**Extracted data entries**
------
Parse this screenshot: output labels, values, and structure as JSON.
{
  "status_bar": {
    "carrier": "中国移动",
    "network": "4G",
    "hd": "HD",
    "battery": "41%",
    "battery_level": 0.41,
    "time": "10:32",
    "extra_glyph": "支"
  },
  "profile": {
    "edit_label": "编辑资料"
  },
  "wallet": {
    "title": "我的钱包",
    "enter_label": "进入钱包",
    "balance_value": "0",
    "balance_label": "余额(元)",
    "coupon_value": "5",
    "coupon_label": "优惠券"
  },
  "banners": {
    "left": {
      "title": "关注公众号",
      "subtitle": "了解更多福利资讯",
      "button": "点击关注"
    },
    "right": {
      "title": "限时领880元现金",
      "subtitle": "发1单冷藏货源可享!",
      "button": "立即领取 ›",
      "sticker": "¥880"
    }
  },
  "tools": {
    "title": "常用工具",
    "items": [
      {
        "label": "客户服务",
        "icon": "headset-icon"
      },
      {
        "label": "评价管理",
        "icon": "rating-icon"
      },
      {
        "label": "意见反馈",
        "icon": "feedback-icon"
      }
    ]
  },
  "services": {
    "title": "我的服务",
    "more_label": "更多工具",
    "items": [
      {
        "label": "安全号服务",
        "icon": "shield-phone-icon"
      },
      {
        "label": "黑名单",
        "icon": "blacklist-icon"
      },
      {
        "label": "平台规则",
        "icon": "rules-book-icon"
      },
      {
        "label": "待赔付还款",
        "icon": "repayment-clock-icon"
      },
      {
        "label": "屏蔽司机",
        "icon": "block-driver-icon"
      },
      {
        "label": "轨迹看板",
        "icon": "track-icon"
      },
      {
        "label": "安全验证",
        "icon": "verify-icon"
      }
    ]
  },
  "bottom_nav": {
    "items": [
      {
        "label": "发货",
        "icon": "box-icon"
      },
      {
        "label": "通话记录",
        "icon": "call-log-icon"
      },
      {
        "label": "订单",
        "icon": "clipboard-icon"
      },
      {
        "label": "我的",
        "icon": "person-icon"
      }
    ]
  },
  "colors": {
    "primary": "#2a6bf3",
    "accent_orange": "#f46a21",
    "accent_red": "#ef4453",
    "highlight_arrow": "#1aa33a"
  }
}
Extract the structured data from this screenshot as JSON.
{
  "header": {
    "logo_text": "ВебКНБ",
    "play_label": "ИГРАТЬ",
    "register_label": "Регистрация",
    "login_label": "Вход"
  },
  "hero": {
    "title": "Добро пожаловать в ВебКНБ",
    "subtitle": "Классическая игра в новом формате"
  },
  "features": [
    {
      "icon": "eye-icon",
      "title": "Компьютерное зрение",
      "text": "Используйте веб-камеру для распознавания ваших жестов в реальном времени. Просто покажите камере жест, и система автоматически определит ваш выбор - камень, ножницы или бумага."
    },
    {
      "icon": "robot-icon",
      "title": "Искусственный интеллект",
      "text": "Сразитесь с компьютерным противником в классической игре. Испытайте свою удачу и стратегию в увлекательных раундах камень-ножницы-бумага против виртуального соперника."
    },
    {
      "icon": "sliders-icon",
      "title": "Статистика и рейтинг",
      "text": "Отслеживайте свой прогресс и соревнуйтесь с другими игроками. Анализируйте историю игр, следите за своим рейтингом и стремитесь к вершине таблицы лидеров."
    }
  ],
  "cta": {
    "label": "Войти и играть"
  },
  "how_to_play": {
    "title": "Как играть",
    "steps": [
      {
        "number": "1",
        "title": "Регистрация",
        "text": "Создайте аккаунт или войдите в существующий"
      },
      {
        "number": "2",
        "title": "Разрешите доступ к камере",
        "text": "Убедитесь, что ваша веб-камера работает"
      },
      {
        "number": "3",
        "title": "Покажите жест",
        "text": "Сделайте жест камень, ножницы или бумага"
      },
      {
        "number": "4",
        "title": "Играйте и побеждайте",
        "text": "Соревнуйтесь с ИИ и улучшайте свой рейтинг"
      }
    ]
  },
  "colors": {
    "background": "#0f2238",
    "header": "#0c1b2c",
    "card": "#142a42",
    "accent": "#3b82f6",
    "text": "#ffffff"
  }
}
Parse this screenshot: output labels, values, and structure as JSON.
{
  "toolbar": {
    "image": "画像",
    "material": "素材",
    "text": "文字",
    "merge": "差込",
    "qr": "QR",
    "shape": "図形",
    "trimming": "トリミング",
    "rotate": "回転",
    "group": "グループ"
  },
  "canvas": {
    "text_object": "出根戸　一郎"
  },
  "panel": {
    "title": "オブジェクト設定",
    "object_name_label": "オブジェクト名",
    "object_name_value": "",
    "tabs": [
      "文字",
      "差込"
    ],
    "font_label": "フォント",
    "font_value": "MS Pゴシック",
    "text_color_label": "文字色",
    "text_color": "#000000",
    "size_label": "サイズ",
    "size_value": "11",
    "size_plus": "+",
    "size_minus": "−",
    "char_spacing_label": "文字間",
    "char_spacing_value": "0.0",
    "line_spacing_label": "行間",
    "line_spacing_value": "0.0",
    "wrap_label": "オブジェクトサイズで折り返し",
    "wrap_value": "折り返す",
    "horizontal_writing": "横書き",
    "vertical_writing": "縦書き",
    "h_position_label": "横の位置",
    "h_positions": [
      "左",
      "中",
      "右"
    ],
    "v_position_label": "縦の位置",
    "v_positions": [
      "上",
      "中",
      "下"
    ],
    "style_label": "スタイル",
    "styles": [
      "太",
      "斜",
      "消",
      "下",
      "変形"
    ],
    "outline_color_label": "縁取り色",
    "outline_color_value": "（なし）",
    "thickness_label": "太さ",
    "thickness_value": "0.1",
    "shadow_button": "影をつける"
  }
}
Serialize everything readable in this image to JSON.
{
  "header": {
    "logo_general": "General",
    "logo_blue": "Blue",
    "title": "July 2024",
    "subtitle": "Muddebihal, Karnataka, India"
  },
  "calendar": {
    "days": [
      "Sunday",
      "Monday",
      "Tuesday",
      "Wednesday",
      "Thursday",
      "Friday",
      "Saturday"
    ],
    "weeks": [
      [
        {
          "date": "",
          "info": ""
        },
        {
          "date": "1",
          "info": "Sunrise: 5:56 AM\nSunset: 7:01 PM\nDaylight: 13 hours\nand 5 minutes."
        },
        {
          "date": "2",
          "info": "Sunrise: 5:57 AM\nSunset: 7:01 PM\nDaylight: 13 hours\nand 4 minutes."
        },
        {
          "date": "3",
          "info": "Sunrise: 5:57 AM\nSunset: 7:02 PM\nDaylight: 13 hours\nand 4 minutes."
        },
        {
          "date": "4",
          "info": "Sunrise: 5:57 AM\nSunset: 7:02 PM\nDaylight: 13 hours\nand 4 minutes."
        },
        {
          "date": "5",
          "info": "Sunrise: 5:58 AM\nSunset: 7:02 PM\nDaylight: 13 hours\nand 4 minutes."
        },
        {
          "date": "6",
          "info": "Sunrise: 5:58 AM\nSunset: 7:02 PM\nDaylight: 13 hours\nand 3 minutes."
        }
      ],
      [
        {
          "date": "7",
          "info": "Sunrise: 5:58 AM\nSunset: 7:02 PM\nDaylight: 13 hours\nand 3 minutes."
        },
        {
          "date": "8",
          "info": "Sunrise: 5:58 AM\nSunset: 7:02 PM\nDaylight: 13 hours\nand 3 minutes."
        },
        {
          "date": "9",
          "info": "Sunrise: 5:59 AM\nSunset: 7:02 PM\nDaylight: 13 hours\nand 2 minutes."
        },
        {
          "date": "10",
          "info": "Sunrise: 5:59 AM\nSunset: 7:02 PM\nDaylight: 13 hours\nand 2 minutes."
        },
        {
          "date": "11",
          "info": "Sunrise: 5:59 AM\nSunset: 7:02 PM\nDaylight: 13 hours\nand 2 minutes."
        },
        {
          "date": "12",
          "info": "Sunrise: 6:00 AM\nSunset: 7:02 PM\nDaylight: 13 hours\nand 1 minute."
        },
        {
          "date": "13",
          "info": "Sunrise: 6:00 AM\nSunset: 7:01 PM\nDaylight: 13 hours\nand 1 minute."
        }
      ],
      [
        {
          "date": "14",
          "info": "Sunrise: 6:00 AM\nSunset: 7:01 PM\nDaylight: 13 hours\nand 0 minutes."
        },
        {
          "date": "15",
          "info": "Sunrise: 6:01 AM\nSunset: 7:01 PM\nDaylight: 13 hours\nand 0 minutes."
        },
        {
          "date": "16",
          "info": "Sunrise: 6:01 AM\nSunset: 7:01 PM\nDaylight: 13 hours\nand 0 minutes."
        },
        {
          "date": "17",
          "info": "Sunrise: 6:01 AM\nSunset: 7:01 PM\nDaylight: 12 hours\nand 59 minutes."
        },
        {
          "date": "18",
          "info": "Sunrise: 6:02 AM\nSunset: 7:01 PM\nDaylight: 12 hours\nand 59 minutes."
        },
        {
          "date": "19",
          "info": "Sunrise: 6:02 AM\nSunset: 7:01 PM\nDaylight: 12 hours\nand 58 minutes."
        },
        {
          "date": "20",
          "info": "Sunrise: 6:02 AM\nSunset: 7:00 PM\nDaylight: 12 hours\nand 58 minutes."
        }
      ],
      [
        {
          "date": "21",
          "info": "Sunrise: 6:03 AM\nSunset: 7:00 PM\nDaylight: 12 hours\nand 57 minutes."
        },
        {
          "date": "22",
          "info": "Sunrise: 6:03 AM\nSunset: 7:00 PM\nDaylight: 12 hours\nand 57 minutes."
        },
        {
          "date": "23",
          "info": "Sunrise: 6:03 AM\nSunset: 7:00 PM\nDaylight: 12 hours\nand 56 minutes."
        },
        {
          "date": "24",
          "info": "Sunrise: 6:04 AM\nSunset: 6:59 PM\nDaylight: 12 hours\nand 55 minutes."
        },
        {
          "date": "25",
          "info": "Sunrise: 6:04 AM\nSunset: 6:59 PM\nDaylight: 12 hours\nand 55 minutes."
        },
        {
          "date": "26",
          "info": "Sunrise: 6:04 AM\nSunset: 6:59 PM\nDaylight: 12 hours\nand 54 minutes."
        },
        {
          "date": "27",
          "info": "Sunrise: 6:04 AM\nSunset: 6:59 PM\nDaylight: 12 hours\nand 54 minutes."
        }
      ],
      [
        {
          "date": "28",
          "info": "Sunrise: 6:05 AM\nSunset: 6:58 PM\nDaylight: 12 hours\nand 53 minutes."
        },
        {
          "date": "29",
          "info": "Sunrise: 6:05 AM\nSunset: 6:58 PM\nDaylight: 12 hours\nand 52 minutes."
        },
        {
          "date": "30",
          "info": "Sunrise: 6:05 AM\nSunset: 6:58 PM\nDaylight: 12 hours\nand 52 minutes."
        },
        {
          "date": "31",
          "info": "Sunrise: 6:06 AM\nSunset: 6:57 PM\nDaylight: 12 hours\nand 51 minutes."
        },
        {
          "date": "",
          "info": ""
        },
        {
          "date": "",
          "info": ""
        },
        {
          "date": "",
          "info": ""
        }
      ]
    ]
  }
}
------
**The problem**
Make a copy of each line that contains the string "камень".

**Worked solution**
      "text": "Используйте веб-камеру для распознавания ваших жестов в реальном времени. Просто покажите камере жест, и система автоматически определит ваш выбор - камень, ножницы или бумага."
      "text": "Сразитесь с компьютерным противником в классической игре. Испытайте свою удачу и стратегию в увлекательных раундах камень-ножницы-бумага против виртуального соперника."
        "text": "Сделайте жест камень, ножницы или бумага"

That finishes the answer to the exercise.